> YOUR OBJECTIVE
Each line containing the word "contributions" should be found and copied.

> EXERCISE MATERIAL
/---

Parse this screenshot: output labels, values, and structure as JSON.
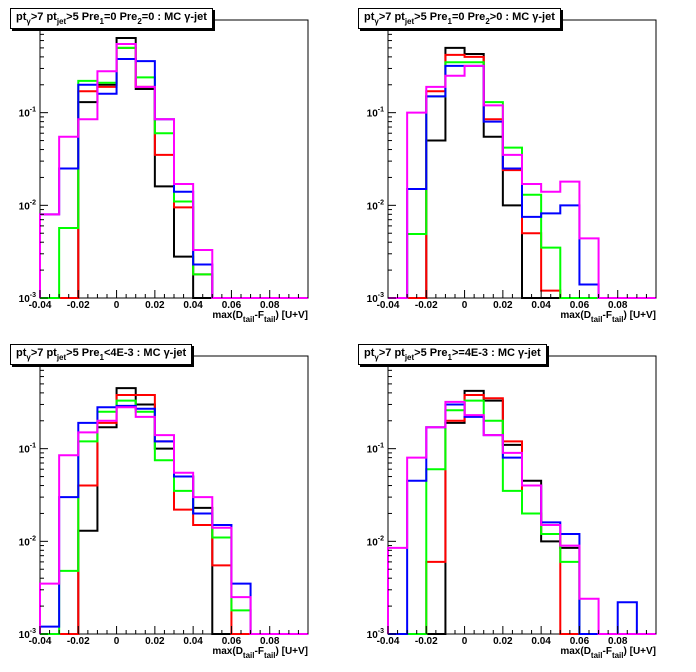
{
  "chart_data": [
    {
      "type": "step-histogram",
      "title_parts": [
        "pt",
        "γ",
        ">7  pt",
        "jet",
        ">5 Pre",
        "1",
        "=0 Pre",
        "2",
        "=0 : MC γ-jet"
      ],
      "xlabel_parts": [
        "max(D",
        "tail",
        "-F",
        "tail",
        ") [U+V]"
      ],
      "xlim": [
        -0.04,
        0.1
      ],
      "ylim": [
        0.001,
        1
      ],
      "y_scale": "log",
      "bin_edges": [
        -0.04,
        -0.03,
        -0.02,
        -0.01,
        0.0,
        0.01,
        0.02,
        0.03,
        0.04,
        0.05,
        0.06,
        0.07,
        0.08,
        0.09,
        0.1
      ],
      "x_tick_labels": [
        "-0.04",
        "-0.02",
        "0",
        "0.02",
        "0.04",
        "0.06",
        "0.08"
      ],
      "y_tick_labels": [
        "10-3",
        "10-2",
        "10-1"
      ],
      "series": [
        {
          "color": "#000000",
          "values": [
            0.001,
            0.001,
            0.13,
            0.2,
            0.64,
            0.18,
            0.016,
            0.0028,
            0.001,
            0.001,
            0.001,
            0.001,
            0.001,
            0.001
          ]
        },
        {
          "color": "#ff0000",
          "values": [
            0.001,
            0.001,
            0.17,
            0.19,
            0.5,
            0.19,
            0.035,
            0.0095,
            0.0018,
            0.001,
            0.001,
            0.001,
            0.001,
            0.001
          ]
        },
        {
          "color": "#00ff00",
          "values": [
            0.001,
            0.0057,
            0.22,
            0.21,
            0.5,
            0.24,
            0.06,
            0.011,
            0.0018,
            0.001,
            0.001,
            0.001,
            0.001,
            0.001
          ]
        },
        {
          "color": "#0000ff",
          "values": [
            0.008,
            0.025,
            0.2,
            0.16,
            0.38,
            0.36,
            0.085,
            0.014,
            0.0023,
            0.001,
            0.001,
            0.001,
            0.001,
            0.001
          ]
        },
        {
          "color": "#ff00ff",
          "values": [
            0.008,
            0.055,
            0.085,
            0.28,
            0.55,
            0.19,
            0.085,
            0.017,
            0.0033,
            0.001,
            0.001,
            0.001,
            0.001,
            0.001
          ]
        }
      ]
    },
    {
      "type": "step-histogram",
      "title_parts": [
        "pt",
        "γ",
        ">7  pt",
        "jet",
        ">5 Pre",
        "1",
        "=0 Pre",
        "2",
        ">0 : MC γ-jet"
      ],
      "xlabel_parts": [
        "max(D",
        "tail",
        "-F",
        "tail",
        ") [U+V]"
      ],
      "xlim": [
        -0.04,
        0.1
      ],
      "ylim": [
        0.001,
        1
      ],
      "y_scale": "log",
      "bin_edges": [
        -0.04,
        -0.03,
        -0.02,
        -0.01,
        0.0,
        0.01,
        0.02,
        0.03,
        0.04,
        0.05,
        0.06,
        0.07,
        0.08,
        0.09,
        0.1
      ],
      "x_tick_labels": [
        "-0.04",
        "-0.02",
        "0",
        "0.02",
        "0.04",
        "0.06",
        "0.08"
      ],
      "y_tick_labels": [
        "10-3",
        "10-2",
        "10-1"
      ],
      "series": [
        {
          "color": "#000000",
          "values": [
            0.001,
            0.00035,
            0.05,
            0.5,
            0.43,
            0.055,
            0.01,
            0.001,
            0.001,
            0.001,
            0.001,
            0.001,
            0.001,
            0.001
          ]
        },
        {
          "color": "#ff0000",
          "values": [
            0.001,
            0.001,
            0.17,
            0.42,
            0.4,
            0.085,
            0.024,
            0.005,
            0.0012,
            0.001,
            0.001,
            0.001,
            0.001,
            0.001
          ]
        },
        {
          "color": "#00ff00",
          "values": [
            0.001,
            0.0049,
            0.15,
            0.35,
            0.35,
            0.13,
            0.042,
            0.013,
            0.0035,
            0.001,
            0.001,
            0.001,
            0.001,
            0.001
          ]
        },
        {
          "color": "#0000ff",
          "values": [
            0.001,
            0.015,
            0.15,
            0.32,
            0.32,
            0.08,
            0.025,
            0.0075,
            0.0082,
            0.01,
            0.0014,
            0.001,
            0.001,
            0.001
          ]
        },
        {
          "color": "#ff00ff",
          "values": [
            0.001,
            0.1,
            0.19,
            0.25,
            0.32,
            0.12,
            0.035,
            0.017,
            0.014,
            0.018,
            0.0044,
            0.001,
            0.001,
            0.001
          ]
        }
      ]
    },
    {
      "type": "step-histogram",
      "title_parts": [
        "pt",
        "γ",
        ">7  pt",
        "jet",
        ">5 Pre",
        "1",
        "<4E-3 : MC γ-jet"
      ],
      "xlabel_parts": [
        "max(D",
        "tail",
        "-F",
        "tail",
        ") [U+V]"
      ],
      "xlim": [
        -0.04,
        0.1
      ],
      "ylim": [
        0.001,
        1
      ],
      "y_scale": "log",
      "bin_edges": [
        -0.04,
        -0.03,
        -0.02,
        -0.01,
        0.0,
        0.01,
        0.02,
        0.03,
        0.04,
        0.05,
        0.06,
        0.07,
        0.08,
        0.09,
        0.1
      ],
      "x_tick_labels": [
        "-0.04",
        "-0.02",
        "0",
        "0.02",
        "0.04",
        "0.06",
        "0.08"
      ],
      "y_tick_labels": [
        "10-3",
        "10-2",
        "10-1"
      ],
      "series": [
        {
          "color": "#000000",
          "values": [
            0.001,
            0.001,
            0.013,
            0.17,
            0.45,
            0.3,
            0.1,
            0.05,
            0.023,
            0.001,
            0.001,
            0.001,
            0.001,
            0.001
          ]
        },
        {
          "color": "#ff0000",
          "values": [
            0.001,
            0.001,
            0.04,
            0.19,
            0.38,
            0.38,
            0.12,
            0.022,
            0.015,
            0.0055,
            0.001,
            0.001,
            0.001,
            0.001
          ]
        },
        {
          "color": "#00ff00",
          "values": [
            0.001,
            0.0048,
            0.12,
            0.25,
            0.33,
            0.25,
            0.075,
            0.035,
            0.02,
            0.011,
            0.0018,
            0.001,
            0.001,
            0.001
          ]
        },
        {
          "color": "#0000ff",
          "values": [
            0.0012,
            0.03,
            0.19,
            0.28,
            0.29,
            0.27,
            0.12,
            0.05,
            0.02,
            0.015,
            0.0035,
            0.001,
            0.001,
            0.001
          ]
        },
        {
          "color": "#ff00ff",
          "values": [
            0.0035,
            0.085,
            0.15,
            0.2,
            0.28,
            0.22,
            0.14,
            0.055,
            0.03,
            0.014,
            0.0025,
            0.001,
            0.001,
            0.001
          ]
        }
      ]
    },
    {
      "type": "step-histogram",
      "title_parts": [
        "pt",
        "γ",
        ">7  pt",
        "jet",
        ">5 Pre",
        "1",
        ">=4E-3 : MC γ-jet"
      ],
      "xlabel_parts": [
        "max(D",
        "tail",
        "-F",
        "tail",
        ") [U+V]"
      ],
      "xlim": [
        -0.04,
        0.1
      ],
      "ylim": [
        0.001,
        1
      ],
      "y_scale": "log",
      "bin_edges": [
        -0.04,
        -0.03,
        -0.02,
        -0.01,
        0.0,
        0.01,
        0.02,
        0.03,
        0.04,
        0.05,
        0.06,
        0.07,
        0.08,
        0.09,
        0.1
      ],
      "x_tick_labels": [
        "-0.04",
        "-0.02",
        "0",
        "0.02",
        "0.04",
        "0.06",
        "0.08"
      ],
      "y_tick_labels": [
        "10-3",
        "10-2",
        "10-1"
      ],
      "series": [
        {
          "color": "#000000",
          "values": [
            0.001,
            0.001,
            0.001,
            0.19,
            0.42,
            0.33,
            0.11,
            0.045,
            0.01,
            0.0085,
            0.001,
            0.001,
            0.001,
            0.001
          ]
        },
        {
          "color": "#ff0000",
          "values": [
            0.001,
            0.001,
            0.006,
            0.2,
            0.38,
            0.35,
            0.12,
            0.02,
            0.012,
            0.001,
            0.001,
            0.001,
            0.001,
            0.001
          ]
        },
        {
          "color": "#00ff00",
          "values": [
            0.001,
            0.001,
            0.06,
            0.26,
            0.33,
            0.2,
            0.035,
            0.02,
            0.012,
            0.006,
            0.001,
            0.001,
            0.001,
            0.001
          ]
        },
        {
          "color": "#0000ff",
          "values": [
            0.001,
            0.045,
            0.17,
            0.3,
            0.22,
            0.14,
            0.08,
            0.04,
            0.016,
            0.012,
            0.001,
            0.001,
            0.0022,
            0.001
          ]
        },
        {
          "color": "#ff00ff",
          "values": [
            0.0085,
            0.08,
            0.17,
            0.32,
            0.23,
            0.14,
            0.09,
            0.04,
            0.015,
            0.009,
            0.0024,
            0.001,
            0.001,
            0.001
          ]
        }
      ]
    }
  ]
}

\---
/---

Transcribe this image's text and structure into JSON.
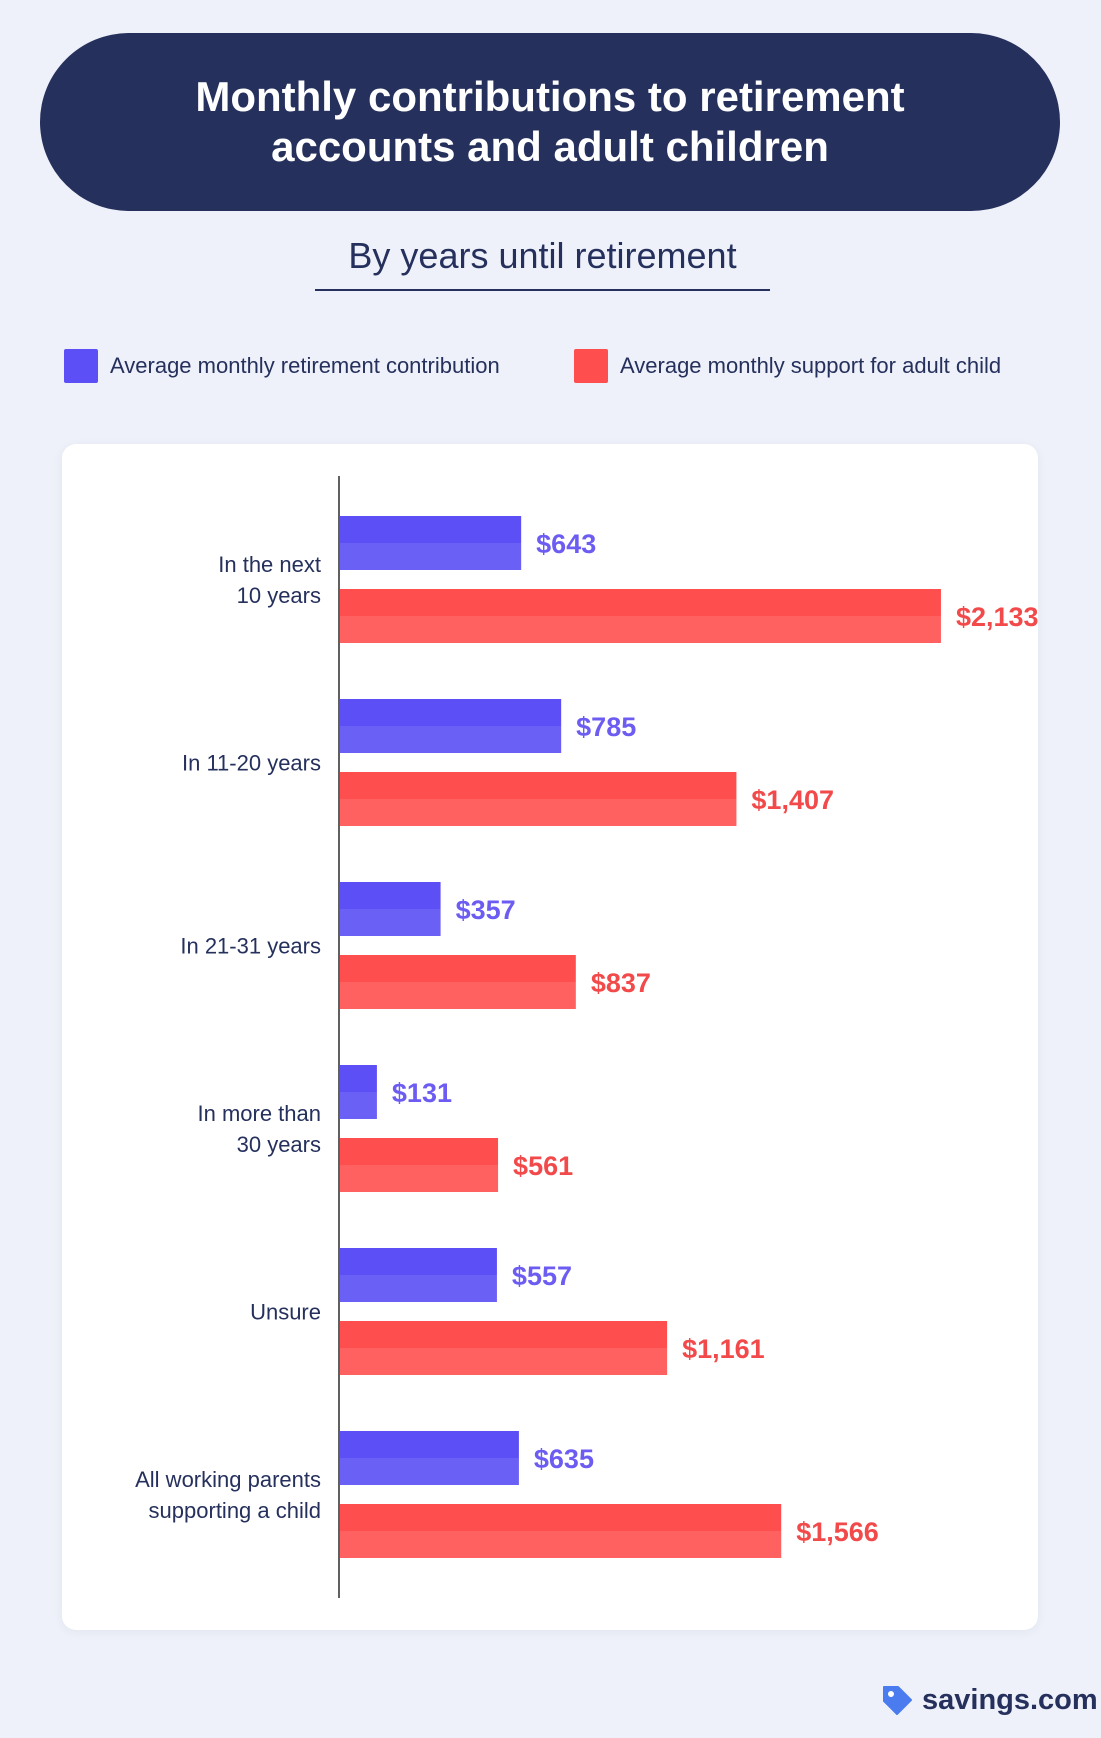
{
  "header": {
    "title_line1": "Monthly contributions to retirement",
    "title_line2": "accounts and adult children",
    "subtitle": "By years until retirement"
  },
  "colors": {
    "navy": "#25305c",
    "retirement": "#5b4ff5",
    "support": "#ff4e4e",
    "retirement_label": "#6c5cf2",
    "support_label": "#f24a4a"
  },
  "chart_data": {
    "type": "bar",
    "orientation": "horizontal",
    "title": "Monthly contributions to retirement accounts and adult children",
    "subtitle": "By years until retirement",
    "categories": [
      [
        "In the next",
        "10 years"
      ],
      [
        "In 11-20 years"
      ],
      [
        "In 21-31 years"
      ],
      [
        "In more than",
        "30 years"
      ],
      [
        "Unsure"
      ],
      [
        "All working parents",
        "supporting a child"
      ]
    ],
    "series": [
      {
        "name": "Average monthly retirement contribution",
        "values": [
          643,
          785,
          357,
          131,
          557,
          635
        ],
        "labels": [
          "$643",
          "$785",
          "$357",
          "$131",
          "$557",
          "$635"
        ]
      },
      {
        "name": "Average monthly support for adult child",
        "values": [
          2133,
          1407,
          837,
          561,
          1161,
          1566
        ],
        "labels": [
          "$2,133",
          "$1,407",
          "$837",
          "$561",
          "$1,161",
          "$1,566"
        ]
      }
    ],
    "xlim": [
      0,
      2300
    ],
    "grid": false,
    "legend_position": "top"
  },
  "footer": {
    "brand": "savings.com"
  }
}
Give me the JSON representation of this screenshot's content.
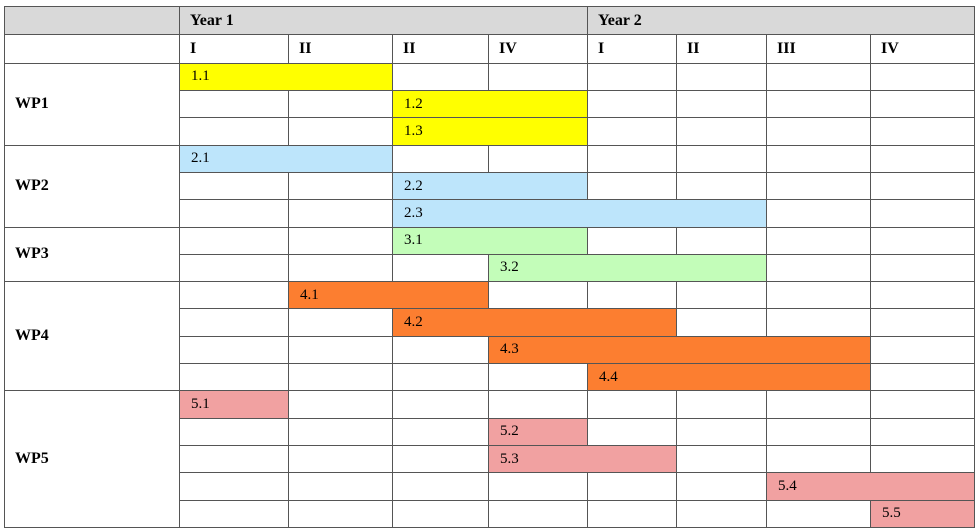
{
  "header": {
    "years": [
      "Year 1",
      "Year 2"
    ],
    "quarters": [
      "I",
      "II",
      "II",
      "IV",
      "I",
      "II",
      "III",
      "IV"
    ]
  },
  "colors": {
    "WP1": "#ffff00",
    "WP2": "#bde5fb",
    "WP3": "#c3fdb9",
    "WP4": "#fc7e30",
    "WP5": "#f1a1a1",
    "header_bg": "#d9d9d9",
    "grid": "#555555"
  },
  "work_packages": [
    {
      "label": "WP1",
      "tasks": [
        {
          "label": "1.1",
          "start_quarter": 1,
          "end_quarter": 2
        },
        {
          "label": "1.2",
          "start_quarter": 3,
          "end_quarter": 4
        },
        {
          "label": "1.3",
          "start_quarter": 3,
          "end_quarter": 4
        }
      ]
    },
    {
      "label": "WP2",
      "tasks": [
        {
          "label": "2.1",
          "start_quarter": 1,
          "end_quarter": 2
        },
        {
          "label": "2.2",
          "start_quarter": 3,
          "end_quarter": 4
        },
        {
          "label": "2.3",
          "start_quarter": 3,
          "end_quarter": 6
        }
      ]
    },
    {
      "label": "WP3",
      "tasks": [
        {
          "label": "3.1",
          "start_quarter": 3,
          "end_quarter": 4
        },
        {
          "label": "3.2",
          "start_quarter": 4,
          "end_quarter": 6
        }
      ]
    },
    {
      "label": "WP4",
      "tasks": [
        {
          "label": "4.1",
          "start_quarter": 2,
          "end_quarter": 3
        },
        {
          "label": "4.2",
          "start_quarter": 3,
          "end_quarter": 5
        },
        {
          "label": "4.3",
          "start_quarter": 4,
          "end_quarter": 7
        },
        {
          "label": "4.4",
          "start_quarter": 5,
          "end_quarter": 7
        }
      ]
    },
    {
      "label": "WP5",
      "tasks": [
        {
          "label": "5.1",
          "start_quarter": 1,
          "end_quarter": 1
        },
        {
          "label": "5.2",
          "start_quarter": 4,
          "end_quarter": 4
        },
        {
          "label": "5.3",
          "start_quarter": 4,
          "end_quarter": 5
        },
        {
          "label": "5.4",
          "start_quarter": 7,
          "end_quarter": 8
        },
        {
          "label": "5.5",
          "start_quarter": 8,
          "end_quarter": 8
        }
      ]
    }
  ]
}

\---

> WORKED ANSWER
    "title_line1": "Monthly contributions to retirement",
    "title": "Monthly contributions to retirement accounts and adult children",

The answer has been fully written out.